:: Requirement ::
Output every entry exactly as given.

:: Dataset content ::
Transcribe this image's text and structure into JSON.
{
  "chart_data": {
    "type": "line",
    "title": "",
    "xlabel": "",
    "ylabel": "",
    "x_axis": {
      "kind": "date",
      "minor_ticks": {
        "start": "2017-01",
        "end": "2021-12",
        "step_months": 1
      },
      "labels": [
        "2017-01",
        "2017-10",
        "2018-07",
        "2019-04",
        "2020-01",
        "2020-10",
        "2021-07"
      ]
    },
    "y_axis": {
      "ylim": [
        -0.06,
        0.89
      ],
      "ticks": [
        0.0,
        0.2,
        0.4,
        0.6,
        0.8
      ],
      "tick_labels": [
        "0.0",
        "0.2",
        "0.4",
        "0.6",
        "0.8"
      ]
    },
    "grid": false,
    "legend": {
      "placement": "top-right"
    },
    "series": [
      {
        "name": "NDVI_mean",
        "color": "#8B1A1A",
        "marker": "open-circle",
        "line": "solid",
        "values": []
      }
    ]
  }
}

:: Written reply ::
Transcribe this image's text and structure into JSON.
{
  "chart_data": {
    "type": "line",
    "title": "",
    "xlabel": "",
    "ylabel": "",
    "x_axis": {
      "kind": "date",
      "minor_ticks": {
        "start": "2017-01",
        "end": "2021-12",
        "step_months": 1
      },
      "labels": [
        "2017-01",
        "2017-10",
        "2018-07",
        "2019-04",
        "2020-01",
        "2020-10",
        "2021-07"
      ]
    },
    "y_axis": {
      "ylim": [
        -0.06,
        0.89
      ],
      "ticks": [
        0.0,
        0.2,
        0.4,
        0.6,
        0.8
      ],
      "tick_labels": [
        "0.0",
        "0.2",
        "0.4",
        "0.6",
        "0.8"
      ]
    },
    "grid": false,
    "legend": {
      "placement": "top-right"
    },
    "series": [
      {
        "name": "NDVI_mean",
        "color": "#8B1A1A",
        "marker": "open-circle",
        "line": "solid",
        "values": []
      }
    ]
  }
}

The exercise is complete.